▶ _DATA TO PROCESS_:

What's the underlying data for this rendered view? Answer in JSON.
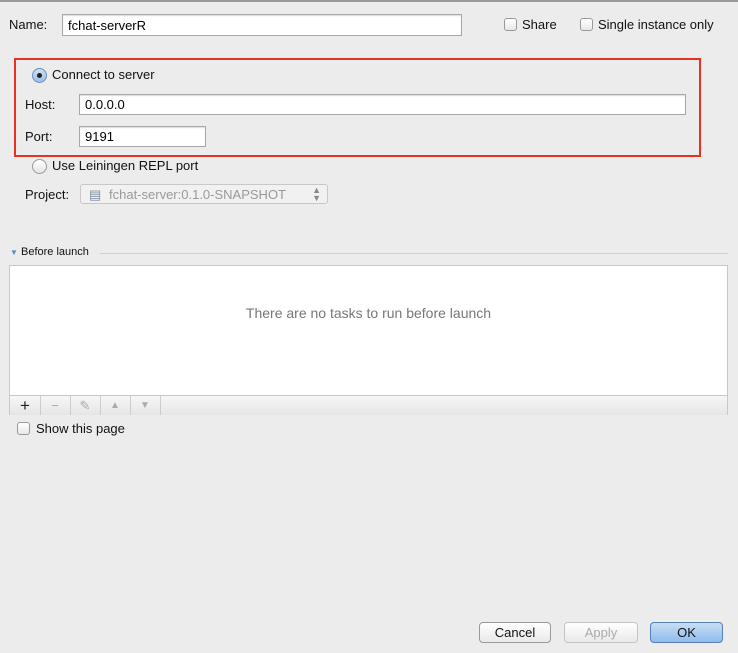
{
  "name": {
    "label": "Name:",
    "value": "fchat-serverR"
  },
  "share": {
    "label": "Share",
    "checked": false
  },
  "single_instance": {
    "label": "Single instance only",
    "checked": false
  },
  "connect": {
    "label": "Connect to server",
    "selected": true
  },
  "host": {
    "label": "Host:",
    "value": "0.0.0.0"
  },
  "port": {
    "label": "Port:",
    "value": "9191"
  },
  "leiningen": {
    "label": "Use Leiningen REPL port",
    "selected": false
  },
  "project": {
    "label": "Project:",
    "value": "fchat-server:0.1.0-SNAPSHOT"
  },
  "before_launch": {
    "title": "Before launch",
    "empty_text": "There are no tasks to run before launch",
    "toolbar": [
      "add-icon",
      "remove-icon",
      "edit-icon",
      "move-up-icon",
      "move-down-icon"
    ]
  },
  "show_page": {
    "label": "Show this page",
    "checked": false
  },
  "buttons": {
    "cancel": "Cancel",
    "apply": "Apply",
    "ok": "OK"
  },
  "colors": {
    "highlight": "#e8321f",
    "ok_button": "#9cc4ef"
  }
}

▶ _WHAT IS NEEDED_: Copy every line of the entries above in which "icon" occurs.

▶ _WRITTEN SOLUTION_:
      "add-icon",
      "remove-icon",
      "edit-icon",
      "move-up-icon",
      "move-down-icon"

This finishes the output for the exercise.